— start Supplied data —

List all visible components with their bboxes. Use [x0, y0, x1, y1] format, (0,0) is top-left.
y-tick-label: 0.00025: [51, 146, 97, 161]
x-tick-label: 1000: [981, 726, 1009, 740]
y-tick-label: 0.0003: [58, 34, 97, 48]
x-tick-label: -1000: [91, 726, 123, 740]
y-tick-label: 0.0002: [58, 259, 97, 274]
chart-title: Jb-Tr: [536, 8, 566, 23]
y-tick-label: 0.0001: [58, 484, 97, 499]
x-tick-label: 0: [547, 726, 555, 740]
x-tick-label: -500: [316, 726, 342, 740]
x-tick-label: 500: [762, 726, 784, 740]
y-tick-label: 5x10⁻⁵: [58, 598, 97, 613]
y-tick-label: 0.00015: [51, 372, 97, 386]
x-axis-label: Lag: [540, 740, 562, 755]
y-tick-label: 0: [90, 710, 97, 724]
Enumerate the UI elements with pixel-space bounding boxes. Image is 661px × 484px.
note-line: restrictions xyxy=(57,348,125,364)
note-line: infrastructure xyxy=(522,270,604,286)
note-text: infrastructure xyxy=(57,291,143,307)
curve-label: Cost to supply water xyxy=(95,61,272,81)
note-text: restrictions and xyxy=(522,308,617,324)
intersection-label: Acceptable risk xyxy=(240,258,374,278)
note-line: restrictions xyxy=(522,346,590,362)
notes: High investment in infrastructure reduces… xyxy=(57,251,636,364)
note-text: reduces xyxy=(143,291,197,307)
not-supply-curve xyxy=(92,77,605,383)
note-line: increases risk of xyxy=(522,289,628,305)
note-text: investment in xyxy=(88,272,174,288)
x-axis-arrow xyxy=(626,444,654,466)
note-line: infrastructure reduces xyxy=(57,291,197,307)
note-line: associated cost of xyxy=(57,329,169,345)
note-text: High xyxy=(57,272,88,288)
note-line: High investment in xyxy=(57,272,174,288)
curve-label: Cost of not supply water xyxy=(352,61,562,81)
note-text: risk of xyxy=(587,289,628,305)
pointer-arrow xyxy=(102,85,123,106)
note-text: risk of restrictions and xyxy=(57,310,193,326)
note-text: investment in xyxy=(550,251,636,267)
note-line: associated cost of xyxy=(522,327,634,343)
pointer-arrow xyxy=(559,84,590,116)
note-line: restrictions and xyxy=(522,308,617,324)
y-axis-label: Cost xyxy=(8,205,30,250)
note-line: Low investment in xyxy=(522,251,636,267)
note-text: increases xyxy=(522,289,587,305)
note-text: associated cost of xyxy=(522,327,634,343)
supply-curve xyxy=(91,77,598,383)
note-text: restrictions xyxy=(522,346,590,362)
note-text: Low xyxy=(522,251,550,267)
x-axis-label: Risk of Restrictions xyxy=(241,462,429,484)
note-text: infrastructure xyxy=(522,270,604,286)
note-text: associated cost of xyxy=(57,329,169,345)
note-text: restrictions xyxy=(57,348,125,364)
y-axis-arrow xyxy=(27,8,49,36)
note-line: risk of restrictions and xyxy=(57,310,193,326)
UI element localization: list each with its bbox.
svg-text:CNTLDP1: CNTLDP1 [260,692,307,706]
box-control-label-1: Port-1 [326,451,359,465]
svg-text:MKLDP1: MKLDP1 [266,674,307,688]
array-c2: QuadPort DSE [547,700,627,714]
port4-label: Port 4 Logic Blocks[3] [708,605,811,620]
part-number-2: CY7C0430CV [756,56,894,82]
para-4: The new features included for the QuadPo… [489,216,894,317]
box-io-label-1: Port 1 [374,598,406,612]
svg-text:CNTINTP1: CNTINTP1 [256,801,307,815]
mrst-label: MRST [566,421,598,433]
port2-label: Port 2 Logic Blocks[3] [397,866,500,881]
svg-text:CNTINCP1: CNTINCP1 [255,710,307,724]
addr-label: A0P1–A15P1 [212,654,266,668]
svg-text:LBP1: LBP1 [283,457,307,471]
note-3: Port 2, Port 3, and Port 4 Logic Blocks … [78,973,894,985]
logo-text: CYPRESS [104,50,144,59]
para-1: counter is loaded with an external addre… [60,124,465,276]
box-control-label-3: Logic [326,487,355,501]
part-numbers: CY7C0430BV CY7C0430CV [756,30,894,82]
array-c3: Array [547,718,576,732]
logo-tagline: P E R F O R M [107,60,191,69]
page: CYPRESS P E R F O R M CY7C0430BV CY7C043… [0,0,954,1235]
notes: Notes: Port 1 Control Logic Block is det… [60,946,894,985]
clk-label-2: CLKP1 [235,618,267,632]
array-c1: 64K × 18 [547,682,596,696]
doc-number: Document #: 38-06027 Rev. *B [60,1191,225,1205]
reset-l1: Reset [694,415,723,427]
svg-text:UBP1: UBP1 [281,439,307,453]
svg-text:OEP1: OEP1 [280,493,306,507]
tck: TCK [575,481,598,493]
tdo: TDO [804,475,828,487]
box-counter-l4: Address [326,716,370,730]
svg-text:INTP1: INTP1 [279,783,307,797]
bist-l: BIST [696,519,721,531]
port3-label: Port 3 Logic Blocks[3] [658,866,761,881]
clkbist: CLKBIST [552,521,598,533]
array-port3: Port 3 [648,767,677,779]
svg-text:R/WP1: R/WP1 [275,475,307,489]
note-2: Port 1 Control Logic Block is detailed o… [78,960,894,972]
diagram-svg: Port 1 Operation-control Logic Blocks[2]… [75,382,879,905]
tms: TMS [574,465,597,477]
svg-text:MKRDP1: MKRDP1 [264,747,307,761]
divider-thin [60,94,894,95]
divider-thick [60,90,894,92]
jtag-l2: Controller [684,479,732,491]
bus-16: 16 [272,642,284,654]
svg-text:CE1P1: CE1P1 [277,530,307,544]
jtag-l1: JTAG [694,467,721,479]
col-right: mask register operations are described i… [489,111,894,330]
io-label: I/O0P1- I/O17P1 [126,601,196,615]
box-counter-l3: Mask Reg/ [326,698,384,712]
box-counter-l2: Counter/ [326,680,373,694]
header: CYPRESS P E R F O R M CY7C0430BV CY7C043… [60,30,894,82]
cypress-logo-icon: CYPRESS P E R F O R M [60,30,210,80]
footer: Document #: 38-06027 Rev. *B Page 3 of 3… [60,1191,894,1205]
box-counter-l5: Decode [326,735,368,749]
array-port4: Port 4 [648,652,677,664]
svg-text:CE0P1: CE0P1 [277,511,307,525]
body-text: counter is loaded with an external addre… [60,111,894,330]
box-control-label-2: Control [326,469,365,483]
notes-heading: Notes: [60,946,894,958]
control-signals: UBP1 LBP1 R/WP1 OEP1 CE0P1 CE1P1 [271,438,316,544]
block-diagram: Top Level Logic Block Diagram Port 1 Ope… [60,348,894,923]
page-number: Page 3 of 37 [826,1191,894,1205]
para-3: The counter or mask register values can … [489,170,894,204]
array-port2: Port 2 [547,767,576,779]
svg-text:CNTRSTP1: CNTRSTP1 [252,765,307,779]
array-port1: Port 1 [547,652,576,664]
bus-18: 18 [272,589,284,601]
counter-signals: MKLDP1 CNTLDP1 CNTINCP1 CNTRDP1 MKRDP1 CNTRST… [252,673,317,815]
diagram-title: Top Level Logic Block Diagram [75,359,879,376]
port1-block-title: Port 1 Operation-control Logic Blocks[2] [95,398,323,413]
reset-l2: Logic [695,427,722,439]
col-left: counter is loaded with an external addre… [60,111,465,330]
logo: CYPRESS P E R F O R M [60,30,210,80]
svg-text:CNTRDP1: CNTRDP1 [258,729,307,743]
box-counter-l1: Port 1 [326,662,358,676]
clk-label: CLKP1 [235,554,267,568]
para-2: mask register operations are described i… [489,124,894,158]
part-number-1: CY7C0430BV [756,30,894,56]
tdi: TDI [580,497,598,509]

— end Supplied data —

Exercise requirements: Convert this listing into a Markdown table with the columns Row and Line, numbering each non-blank line in order.

Final result:
| Row | Line |
|---|---|
| 1 | List all visible components with their bboxes. Use [x0, y0, x1, y1] format, (0,0) is top-left. |
| 2 | y-tick-label: 0.00025: [51, 146, 97, 161] |
| 3 | x-tick-label: 1000: [981, 726, 1009, 740] |
| 4 | y-tick-label: 0.0003: [58, 34, 97, 48] |
| 5 | x-tick-label: -1000: [91, 726, 123, 740] |
| 6 | y-tick-label: 0.0002: [58, 259, 97, 274] |
| 7 | chart-title: Jb-Tr: [536, 8, 566, 23] |
| 8 | y-tick-label: 0.0001: [58, 484, 97, 499] |
| 9 | x-tick-label: 0: [547, 726, 555, 740] |
| 10 | x-tick-label: -500: [316, 726, 342, 740] |
| 11 | x-tick-label: 500: [762, 726, 784, 740] |
| 12 | y-tick-label: 5x10⁻⁵: [58, 598, 97, 613] |
| 13 | y-tick-label: 0.00015: [51, 372, 97, 386] |
| 14 | x-axis-label: Lag: [540, 740, 562, 755] |
| 15 | y-tick-label: 0: [90, 710, 97, 724] |
| 16 | Enumerate the UI elements with pixel-space bounding boxes. Image is 661px × 484px. |
| 17 | note-line: restrictions xyxy=(57,348,125,364) |
| 18 | note-line: infrastructure xyxy=(522,270,604,286) |
| 19 | note-text: infrastructure xyxy=(57,291,143,307) |
| 20 | curve-label: Cost to supply water xyxy=(95,61,272,81) |
| 21 | note-text: restrictions and xyxy=(522,308,617,324) |
| 22 | intersection-label: Acceptable risk xyxy=(240,258,374,278) |
| 23 | note-line: restrictions xyxy=(522,346,590,362) |
| 24 | notes: High investment in infrastructure reduces… xyxy=(57,251,636,364) |
| 25 | note-text: reduces xyxy=(143,291,197,307) |
| 26 | not-supply-curve xyxy=(92,77,605,383) |
| 27 | note-line: increases risk of xyxy=(522,289,628,305) |
| 28 | note-text: investment in xyxy=(88,272,174,288) |
| 29 | x-axis-arrow xyxy=(626,444,654,466) |
| 30 | note-line: infrastructure reduces xyxy=(57,291,197,307) |
| 31 | note-line: associated cost of xyxy=(57,329,169,345) |
| 32 | note-text: High xyxy=(57,272,88,288) |
| 33 | note-line: High investment in xyxy=(57,272,174,288) |
| 34 | curve-label: Cost of not supply water xyxy=(352,61,562,81) |
| 35 | note-text: risk of xyxy=(587,289,628,305) |
| 36 | pointer-arrow xyxy=(102,85,123,106) |
| 37 | note-text: risk of restrictions and xyxy=(57,310,193,326) |
| 38 | note-text: investment in xyxy=(550,251,636,267) |
| 39 | note-line: associated cost of xyxy=(522,327,634,343) |
| 40 | pointer-arrow xyxy=(559,84,590,116) |
| 41 | note-line: restrictions and xyxy=(522,308,617,324) |
| 42 | y-axis-label: Cost xyxy=(8,205,30,250) |
| 43 | note-line: Low investment in xyxy=(522,251,636,267) |
| 44 | note-text: increases xyxy=(522,289,587,305) |
| 45 | note-text: associated cost of xyxy=(522,327,634,343) |
| 46 | supply-curve xyxy=(91,77,598,383) |
| 47 | note-text: restrictions xyxy=(522,346,590,362) |
| 48 | note-text: Low xyxy=(522,251,550,267) |
| 49 | x-axis-label: Risk of Restrictions xyxy=(241,462,429,484) |
| 50 | note-text: infrastructure xyxy=(522,270,604,286) |
| 51 | note-text: associated cost of xyxy=(57,329,169,345) |
| 52 | note-text: restrictions xyxy=(57,348,125,364) |
| 53 | y-axis-arrow xyxy=(27,8,49,36) |
| 54 | note-line: risk of restrictions and xyxy=(57,310,193,326) |
| 55 | UI element localization: list each with its bbox. |
| 56 | svg-text:CNTLDP1: CNTLDP1 [260,692,307,706] |
| 57 | box-control-label-1: Port-1 [326,451,359,465] |
| 58 | svg-text:MKLDP1: MKLDP1 [266,674,307,688] |
| 59 | array-c2: QuadPort DSE [547,700,627,714] |
| 60 | port4-label: Port 4 Logic Blocks[3] [708,605,811,620] |
| 61 | part-number-2: CY7C0430CV [756,56,894,82] |
| 62 | para-4: The new features included for the QuadPo… [489,216,894,317] |
| 63 | box-io-label-1: Port 1 [374,598,406,612] |
| 64 | svg-text:CNTINTP1: CNTINTP1 [256,801,307,815] |
| 65 | mrst-label: MRST [566,421,598,433] |
| 66 | port2-label: Port 2 Logic Blocks[3] [397,866,500,881] |
| 67 | svg-text:CNTINCP1: CNTINCP1 [255,710,307,724] |
| 68 | addr-label: A0P1–A15P1 [212,654,266,668] |
| 69 | svg-text:LBP1: LBP1 [283,457,307,471] |
| 70 | note-3: Port 2, Port 3, and Port 4 Logic Blocks … [78,973,894,985] |
| 71 | logo-text: CYPRESS [104,50,144,59] |
| 72 | para-1: counter is loaded with an external addre… [60,124,465,276] |
| 73 | box-control-label-3: Logic [326,487,355,501] |
| 74 | part-numbers: CY7C0430BV CY7C0430CV [756,30,894,82] |
| 75 | array-c3: Array [547,718,576,732] |
| 76 | logo-tagline: P E R F O R M [107,60,191,69] |
| 77 | page: CYPRESS P E R F O R M CY7C0430BV CY7C043… [0,0,954,1235] |
| 78 | notes: Notes: Port 1 Control Logic Block is det… [60,946,894,985] |
| 79 | clk-label-2: CLKP1 [235,618,267,632] |
| 80 | array-c1: 64K × 18 [547,682,596,696] |
| 81 | doc-number: Document #: 38-06027 Rev. *B [60,1191,225,1205] |
| 82 | reset-l1: Reset [694,415,723,427] |
| 83 | svg-text:UBP1: UBP1 [281,439,307,453] |
| 84 | svg-text:OEP1: OEP1 [280,493,306,507] |
| 85 | tck: TCK [575,481,598,493] |
| 86 | tdo: TDO [804,475,828,487] |
| 87 | box-counter-l4: Address [326,716,370,730] |
| 88 | svg-text:INTP1: INTP1 [279,783,307,797] |
| 89 | bist-l: BIST [696,519,721,531] |
| 90 | port3-label: Port 3 Logic Blocks[3] [658,866,761,881] |
| 91 | clkbist: CLKBIST [552,521,598,533] |
| 92 | array-port3: Port 3 [648,767,677,779] |
| 93 | svg-text:R/WP1: R/WP1 [275,475,307,489] |
| 94 | note-2: Port 1 Control Logic Block is detailed o… [78,960,894,972] |
| 95 | diagram-svg: Port 1 Operation-control Logic Blocks[2]… [75,382,879,905] |
| 96 | tms: TMS [574,465,597,477] |
| 97 | svg-text:MKRDP1: MKRDP1 [264,747,307,761] |
| 98 | divider-thin [60,94,894,95] |
| 99 | divider-thick [60,90,894,92] |
| 100 | jtag-l2: Controller [684,479,732,491] |
| 101 | bus-16: 16 [272,642,284,654] |
| 102 | svg-text:CE1P1: CE1P1 [277,530,307,544] |
| 103 | jtag-l1: JTAG [694,467,721,479] |
| 104 | col-right: mask register operations are described i… [489,111,894,330] |
| 105 | io-label: I/O0P1- I/O17P1 [126,601,196,615] |
| 106 | box-counter-l3: Mask Reg/ [326,698,384,712] |
| 107 | box-counter-l2: Counter/ [326,680,373,694] |
| 108 | header: CYPRESS P E R F O R M CY7C0430BV CY7C043… [60,30,894,82] |
| 109 | cypress-logo-icon: CYPRESS P E R F O R M [60,30,210,80] |
| 110 | footer: Document #: 38-06027 Rev. *B Page 3 of 3… [60,1191,894,1205] |
| 111 | box-counter-l5: Decode [326,735,368,749] |
| 112 | array-port4: Port 4 [648,652,677,664] |
| 113 | svg-text:CE0P1: CE0P1 [277,511,307,525] |
| 114 | body-text: counter is loaded with an external addre… [60,111,894,330] |
| 115 | box-control-label-2: Control [326,469,365,483] |
| 116 | notes-heading: Notes: [60,946,894,958] |
| 117 | control-signals: UBP1 LBP1 R/WP1 OEP1 CE0P1 CE1P1 [271,438,316,544] |
| 118 | block-diagram: Top Level Logic Block Diagram Port 1 Ope… [60,348,894,923] |
| 119 | page-number: Page 3 of 37 [826,1191,894,1205] |
| 120 | para-3: The counter or mask register values can … [489,170,894,204] |
| 121 | array-port2: Port 2 [547,767,576,779] |
| 122 | svg-text:CNTRSTP1: CNTRSTP1 [252,765,307,779] |
| 123 | array-port1: Port 1 [547,652,576,664] |
| 124 | bus-18: 18 [272,589,284,601] |
| 125 | counter-signals: MKLDP1 CNTLDP1 CNTINCP1 CNTRDP1 MKRDP1 CNTRST… [252,673,317,815] |
| 126 | diagram-title: Top Level Logic Block Diagram [75,359,879,376] |
| 127 | port1-block-title: Port 1 Operation-control Logic Blocks[2] [95,398,323,413] |
| 128 | reset-l2: Logic [695,427,722,439] |
| 129 | col-left: counter is loaded with an external addre… [60,111,465,330] |
| 130 | logo: CYPRESS P E R F O R M [60,30,210,80] |
| 131 | svg-text:CNTRDP1: CNTRDP1 [258,729,307,743] |
| 132 | box-counter-l1: Port 1 [326,662,358,676] |
| 133 | clk-label: CLKP1 [235,554,267,568] |
| 134 | para-2: mask register operations are described i… [489,124,894,158] |
| 135 | part-number-1: CY7C0430BV [756,30,894,56] |
| 136 | tdi: TDI [580,497,598,509] |